Figure record listings
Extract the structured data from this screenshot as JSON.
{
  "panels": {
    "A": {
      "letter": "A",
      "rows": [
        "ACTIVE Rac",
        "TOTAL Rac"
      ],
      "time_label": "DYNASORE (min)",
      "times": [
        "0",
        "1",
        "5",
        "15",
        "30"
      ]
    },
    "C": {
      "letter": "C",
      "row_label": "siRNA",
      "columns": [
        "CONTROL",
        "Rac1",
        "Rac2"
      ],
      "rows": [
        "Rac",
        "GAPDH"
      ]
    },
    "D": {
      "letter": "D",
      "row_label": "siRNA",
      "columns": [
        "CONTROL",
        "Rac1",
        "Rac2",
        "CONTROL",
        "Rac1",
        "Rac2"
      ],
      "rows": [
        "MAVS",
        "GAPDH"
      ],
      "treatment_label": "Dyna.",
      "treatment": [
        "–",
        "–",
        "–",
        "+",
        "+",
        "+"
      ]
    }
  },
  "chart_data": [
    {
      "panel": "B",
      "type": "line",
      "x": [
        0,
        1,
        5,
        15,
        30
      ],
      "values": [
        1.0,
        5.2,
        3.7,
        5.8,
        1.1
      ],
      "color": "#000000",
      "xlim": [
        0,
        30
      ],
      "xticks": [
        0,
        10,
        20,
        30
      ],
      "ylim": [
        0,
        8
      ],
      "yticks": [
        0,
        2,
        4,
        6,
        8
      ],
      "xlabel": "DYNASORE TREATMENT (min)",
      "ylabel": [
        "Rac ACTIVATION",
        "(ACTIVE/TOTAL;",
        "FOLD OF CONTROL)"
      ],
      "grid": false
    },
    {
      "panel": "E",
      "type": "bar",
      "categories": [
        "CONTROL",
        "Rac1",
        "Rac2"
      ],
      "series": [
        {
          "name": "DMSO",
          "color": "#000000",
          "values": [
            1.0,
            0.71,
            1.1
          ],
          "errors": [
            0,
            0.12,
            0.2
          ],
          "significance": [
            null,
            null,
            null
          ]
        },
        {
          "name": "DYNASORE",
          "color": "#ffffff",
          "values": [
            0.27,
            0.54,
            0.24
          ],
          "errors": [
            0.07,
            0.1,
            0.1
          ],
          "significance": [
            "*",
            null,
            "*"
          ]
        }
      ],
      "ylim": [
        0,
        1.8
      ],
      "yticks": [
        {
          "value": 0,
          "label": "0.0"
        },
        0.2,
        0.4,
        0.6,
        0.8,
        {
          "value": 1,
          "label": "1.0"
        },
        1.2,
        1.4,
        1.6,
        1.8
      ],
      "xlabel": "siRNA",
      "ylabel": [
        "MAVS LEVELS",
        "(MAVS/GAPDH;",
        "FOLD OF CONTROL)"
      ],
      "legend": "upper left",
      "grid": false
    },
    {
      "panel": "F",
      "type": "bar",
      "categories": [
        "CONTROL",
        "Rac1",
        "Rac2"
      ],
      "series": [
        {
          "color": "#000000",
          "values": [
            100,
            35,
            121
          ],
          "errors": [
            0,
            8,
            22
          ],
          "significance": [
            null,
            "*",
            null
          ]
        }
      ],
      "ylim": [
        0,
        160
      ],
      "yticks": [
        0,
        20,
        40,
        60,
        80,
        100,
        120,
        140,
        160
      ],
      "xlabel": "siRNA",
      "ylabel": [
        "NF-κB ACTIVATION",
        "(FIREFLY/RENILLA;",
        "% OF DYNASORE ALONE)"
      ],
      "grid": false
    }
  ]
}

EXERCISE DESCRIPTION: Set down every record above exactly as given.

REPLY:
Extract the structured data from this screenshot as JSON.
{
  "panels": {
    "A": {
      "letter": "A",
      "rows": [
        "ACTIVE Rac",
        "TOTAL Rac"
      ],
      "time_label": "DYNASORE (min)",
      "times": [
        "0",
        "1",
        "5",
        "15",
        "30"
      ]
    },
    "C": {
      "letter": "C",
      "row_label": "siRNA",
      "columns": [
        "CONTROL",
        "Rac1",
        "Rac2"
      ],
      "rows": [
        "Rac",
        "GAPDH"
      ]
    },
    "D": {
      "letter": "D",
      "row_label": "siRNA",
      "columns": [
        "CONTROL",
        "Rac1",
        "Rac2",
        "CONTROL",
        "Rac1",
        "Rac2"
      ],
      "rows": [
        "MAVS",
        "GAPDH"
      ],
      "treatment_label": "Dyna.",
      "treatment": [
        "–",
        "–",
        "–",
        "+",
        "+",
        "+"
      ]
    }
  },
  "chart_data": [
    {
      "panel": "B",
      "type": "line",
      "x": [
        0,
        1,
        5,
        15,
        30
      ],
      "values": [
        1.0,
        5.2,
        3.7,
        5.8,
        1.1
      ],
      "color": "#000000",
      "xlim": [
        0,
        30
      ],
      "xticks": [
        0,
        10,
        20,
        30
      ],
      "ylim": [
        0,
        8
      ],
      "yticks": [
        0,
        2,
        4,
        6,
        8
      ],
      "xlabel": "DYNASORE TREATMENT (min)",
      "ylabel": [
        "Rac ACTIVATION",
        "(ACTIVE/TOTAL;",
        "FOLD OF CONTROL)"
      ],
      "grid": false
    },
    {
      "panel": "E",
      "type": "bar",
      "categories": [
        "CONTROL",
        "Rac1",
        "Rac2"
      ],
      "series": [
        {
          "name": "DMSO",
          "color": "#000000",
          "values": [
            1.0,
            0.71,
            1.1
          ],
          "errors": [
            0,
            0.12,
            0.2
          ],
          "significance": [
            null,
            null,
            null
          ]
        },
        {
          "name": "DYNASORE",
          "color": "#ffffff",
          "values": [
            0.27,
            0.54,
            0.24
          ],
          "errors": [
            0.07,
            0.1,
            0.1
          ],
          "significance": [
            "*",
            null,
            "*"
          ]
        }
      ],
      "ylim": [
        0,
        1.8
      ],
      "yticks": [
        {
          "value": 0,
          "label": "0.0"
        },
        0.2,
        0.4,
        0.6,
        0.8,
        {
          "value": 1,
          "label": "1.0"
        },
        1.2,
        1.4,
        1.6,
        1.8
      ],
      "xlabel": "siRNA",
      "ylabel": [
        "MAVS LEVELS",
        "(MAVS/GAPDH;",
        "FOLD OF CONTROL)"
      ],
      "legend": "upper left",
      "grid": false
    },
    {
      "panel": "F",
      "type": "bar",
      "categories": [
        "CONTROL",
        "Rac1",
        "Rac2"
      ],
      "series": [
        {
          "color": "#000000",
          "values": [
            100,
            35,
            121
          ],
          "errors": [
            0,
            8,
            22
          ],
          "significance": [
            null,
            "*",
            null
          ]
        }
      ],
      "ylim": [
        0,
        160
      ],
      "yticks": [
        0,
        20,
        40,
        60,
        80,
        100,
        120,
        140,
        160
      ],
      "xlabel": "siRNA",
      "ylabel": [
        "NF-κB ACTIVATION",
        "(FIREFLY/RENILLA;",
        "% OF DYNASORE ALONE)"
      ],
      "grid": false
    }
  ]
}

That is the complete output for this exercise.